(Records contained in a dataset)
○ ○ ○
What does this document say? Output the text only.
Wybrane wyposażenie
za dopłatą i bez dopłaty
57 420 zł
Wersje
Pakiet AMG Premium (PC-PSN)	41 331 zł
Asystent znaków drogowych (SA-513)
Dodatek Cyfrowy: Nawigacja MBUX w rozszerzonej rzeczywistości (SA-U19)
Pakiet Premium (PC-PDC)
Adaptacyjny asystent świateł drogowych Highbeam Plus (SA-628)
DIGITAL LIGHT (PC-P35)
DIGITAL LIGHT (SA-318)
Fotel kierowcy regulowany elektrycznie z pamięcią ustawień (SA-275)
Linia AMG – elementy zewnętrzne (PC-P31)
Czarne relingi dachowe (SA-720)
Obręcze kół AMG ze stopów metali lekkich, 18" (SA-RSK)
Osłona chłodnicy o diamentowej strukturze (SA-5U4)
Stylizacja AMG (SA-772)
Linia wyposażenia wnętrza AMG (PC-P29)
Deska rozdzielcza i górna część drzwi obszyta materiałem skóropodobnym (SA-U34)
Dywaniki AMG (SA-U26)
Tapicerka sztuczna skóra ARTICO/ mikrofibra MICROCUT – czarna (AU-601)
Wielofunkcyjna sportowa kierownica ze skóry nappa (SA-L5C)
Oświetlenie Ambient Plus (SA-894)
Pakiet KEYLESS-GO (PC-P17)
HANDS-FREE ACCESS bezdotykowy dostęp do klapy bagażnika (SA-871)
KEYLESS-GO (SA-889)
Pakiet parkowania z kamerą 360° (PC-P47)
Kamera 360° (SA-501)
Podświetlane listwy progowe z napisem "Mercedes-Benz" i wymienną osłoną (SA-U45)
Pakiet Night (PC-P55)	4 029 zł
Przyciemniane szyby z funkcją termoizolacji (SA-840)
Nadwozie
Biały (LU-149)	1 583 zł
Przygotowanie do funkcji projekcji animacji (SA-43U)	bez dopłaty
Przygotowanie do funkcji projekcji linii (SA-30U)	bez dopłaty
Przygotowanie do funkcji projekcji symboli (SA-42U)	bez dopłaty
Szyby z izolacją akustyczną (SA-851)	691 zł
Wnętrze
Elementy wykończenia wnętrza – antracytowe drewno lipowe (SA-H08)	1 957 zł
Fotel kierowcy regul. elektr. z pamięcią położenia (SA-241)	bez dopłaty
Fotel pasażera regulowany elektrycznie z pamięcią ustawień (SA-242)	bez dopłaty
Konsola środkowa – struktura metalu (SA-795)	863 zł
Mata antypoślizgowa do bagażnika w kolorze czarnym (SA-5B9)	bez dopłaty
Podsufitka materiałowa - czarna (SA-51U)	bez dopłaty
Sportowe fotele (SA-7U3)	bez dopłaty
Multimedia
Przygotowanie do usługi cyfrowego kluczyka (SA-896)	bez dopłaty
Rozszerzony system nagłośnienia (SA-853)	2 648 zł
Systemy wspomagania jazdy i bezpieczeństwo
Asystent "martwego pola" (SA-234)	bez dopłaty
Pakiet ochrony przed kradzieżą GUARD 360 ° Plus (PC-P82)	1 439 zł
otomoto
○ ○ ○
*What this task involves*
Report how many lines contain "kierowcy". Give nothing but the number.

*The answer*
2